- WRITTEN PROBLEM:
Give the material once more, word for word, without any images.
--- begin STORED RECORDS ---
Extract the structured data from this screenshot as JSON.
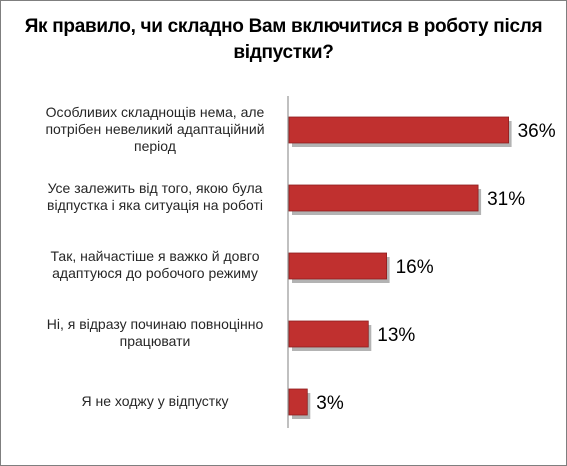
{
  "chart_data": {
    "type": "bar",
    "orientation": "horizontal",
    "title": "Як правило, чи складно Вам включитися в роботу після відпустки?",
    "categories": [
      "Особливих складнощів нема, але потрібен невеликий адаптаційний період",
      "Усе залежить від того, якою була відпустка і яка ситуація на роботі",
      "Так, найчастіше я важко й довго адаптуюся до робочого режиму",
      "Ні, я відразу починаю повноцінно працювати",
      "Я не ходжу у відпустку"
    ],
    "values": [
      36,
      31,
      16,
      13,
      3
    ],
    "value_labels": [
      "36%",
      "31%",
      "16%",
      "13%",
      "3%"
    ],
    "xlim": [
      0,
      40
    ],
    "grid": false,
    "legend": "none",
    "colors": {
      "bar": "#c0302f",
      "bar_dark": "#8e1f1f",
      "axis": "#808080"
    }
  }
}
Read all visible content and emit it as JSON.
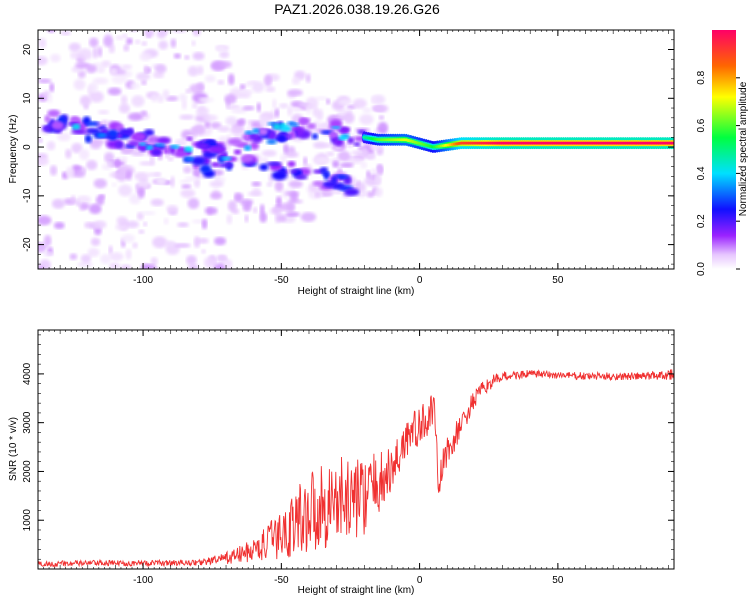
{
  "figure_title": "PAZ1.2026.038.19.26.G26",
  "chart_data": [
    {
      "type": "heatmap",
      "title": "PAZ1.2026.038.19.26.G26",
      "xlabel": "Height of straight line (km)",
      "ylabel": "Frequency (Hz)",
      "xlim": [
        -138,
        92
      ],
      "ylim": [
        -25,
        24
      ],
      "x_ticks": [
        -100,
        -50,
        0,
        50
      ],
      "x_tick_labels": [
        "-100",
        "-50",
        "0",
        "50"
      ],
      "y_ticks": [
        -20,
        -10,
        0,
        10,
        20
      ],
      "y_tick_labels": [
        "-20",
        "-10",
        "0",
        "10",
        "20"
      ],
      "colorbar": {
        "label": "Normalized spectral amplitude",
        "range": [
          0,
          1
        ],
        "ticks": [
          0.0,
          0.2,
          0.4,
          0.6,
          0.8
        ],
        "tick_labels": [
          "0.0",
          "0.2",
          "0.4",
          "0.6",
          "0.8"
        ],
        "colormap": "rainbow"
      },
      "ridge": [
        {
          "x": -130,
          "freq": 5,
          "amp": 0.22
        },
        {
          "x": -115,
          "freq": 3,
          "amp": 0.18
        },
        {
          "x": -100,
          "freq": 1,
          "amp": 0.22
        },
        {
          "x": -85,
          "freq": -2,
          "amp": 0.18
        },
        {
          "x": -75,
          "freq": -4,
          "amp": 0.2
        },
        {
          "x": -60,
          "freq": 2,
          "amp": 0.2
        },
        {
          "x": -45,
          "freq": 4,
          "amp": 0.18
        },
        {
          "x": -30,
          "freq": 3,
          "amp": 0.22
        },
        {
          "x": -15,
          "freq": 1.5,
          "amp": 0.6
        },
        {
          "x": -5,
          "freq": 1.5,
          "amp": 0.7
        },
        {
          "x": 5,
          "freq": 0,
          "amp": 0.55
        },
        {
          "x": 15,
          "freq": 0.8,
          "amp": 0.9
        },
        {
          "x": 30,
          "freq": 0.8,
          "amp": 1.0
        },
        {
          "x": 90,
          "freq": 0.8,
          "amp": 1.0
        }
      ]
    },
    {
      "type": "line",
      "xlabel": "Height of straight line (km)",
      "ylabel": "SNR (10 * v/v)",
      "xlim": [
        -138,
        92
      ],
      "ylim": [
        0,
        4900
      ],
      "x_ticks": [
        -100,
        -50,
        0,
        50
      ],
      "x_tick_labels": [
        "-100",
        "-50",
        "0",
        "50"
      ],
      "y_ticks": [
        1000,
        2000,
        3000,
        4000
      ],
      "y_tick_labels": [
        "1000",
        "2000",
        "3000",
        "4000"
      ],
      "color": "#f03030",
      "series": [
        {
          "name": "SNR",
          "x": [
            -138,
            -120,
            -100,
            -80,
            -70,
            -60,
            -50,
            -40,
            -30,
            -20,
            -10,
            -5,
            0,
            5,
            7,
            9,
            12,
            20,
            25,
            30,
            40,
            60,
            80,
            92
          ],
          "mean": [
            100,
            120,
            120,
            130,
            220,
            380,
            700,
            1200,
            1400,
            1500,
            2000,
            2700,
            2900,
            3300,
            1700,
            2300,
            2600,
            3500,
            3800,
            3950,
            4000,
            3950,
            3950,
            4000
          ],
          "noise": [
            60,
            60,
            60,
            60,
            120,
            250,
            500,
            900,
            900,
            800,
            500,
            500,
            400,
            400,
            400,
            300,
            300,
            200,
            150,
            100,
            80,
            80,
            80,
            120
          ]
        }
      ]
    }
  ]
}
--- end STORED RECORDS ---
- ANSWER TO THE EXERCISE:
Extract the structured data from this screenshot as JSON.
{
  "chart_data": {
    "type": "bar",
    "orientation": "horizontal",
    "title": "Як правило, чи складно Вам включитися в роботу після відпустки?",
    "categories": [
      "Особливих складнощів нема, але потрібен невеликий адаптаційний період",
      "Усе залежить від того, якою була відпустка і яка ситуація на роботі",
      "Так, найчастіше я важко й довго адаптуюся до робочого режиму",
      "Ні, я відразу починаю повноцінно працювати",
      "Я не ходжу у відпустку"
    ],
    "values": [
      36,
      31,
      16,
      13,
      3
    ],
    "value_labels": [
      "36%",
      "31%",
      "16%",
      "13%",
      "3%"
    ],
    "xlim": [
      0,
      40
    ],
    "grid": false,
    "legend": "none",
    "colors": {
      "bar": "#c0302f",
      "bar_dark": "#8e1f1f",
      "axis": "#808080"
    }
  }
}
Read all visible content and emit it as JSON.
{
  "figure_title": "PAZ1.2026.038.19.26.G26",
  "chart_data": [
    {
      "type": "heatmap",
      "title": "PAZ1.2026.038.19.26.G26",
      "xlabel": "Height of straight line (km)",
      "ylabel": "Frequency (Hz)",
      "xlim": [
        -138,
        92
      ],
      "ylim": [
        -25,
        24
      ],
      "x_ticks": [
        -100,
        -50,
        0,
        50
      ],
      "x_tick_labels": [
        "-100",
        "-50",
        "0",
        "50"
      ],
      "y_ticks": [
        -20,
        -10,
        0,
        10,
        20
      ],
      "y_tick_labels": [
        "-20",
        "-10",
        "0",
        "10",
        "20"
      ],
      "colorbar": {
        "label": "Normalized spectral amplitude",
        "range": [
          0,
          1
        ],
        "ticks": [
          0.0,
          0.2,
          0.4,
          0.6,
          0.8
        ],
        "tick_labels": [
          "0.0",
          "0.2",
          "0.4",
          "0.6",
          "0.8"
        ],
        "colormap": "rainbow"
      },
      "ridge": [
        {
          "x": -130,
          "freq": 5,
          "amp": 0.22
        },
        {
          "x": -115,
          "freq": 3,
          "amp": 0.18
        },
        {
          "x": -100,
          "freq": 1,
          "amp": 0.22
        },
        {
          "x": -85,
          "freq": -2,
          "amp": 0.18
        },
        {
          "x": -75,
          "freq": -4,
          "amp": 0.2
        },
        {
          "x": -60,
          "freq": 2,
          "amp": 0.2
        },
        {
          "x": -45,
          "freq": 4,
          "amp": 0.18
        },
        {
          "x": -30,
          "freq": 3,
          "amp": 0.22
        },
        {
          "x": -15,
          "freq": 1.5,
          "amp": 0.6
        },
        {
          "x": -5,
          "freq": 1.5,
          "amp": 0.7
        },
        {
          "x": 5,
          "freq": 0,
          "amp": 0.55
        },
        {
          "x": 15,
          "freq": 0.8,
          "amp": 0.9
        },
        {
          "x": 30,
          "freq": 0.8,
          "amp": 1.0
        },
        {
          "x": 90,
          "freq": 0.8,
          "amp": 1.0
        }
      ]
    },
    {
      "type": "line",
      "xlabel": "Height of straight line (km)",
      "ylabel": "SNR (10 * v/v)",
      "xlim": [
        -138,
        92
      ],
      "ylim": [
        0,
        4900
      ],
      "x_ticks": [
        -100,
        -50,
        0,
        50
      ],
      "x_tick_labels": [
        "-100",
        "-50",
        "0",
        "50"
      ],
      "y_ticks": [
        1000,
        2000,
        3000,
        4000
      ],
      "y_tick_labels": [
        "1000",
        "2000",
        "3000",
        "4000"
      ],
      "color": "#f03030",
      "series": [
        {
          "name": "SNR",
          "x": [
            -138,
            -120,
            -100,
            -80,
            -70,
            -60,
            -50,
            -40,
            -30,
            -20,
            -10,
            -5,
            0,
            5,
            7,
            9,
            12,
            20,
            25,
            30,
            40,
            60,
            80,
            92
          ],
          "mean": [
            100,
            120,
            120,
            130,
            220,
            380,
            700,
            1200,
            1400,
            1500,
            2000,
            2700,
            2900,
            3300,
            1700,
            2300,
            2600,
            3500,
            3800,
            3950,
            4000,
            3950,
            3950,
            4000
          ],
          "noise": [
            60,
            60,
            60,
            60,
            120,
            250,
            500,
            900,
            900,
            800,
            500,
            500,
            400,
            400,
            400,
            300,
            300,
            200,
            150,
            100,
            80,
            80,
            80,
            120
          ]
        }
      ]
    }
  ]
}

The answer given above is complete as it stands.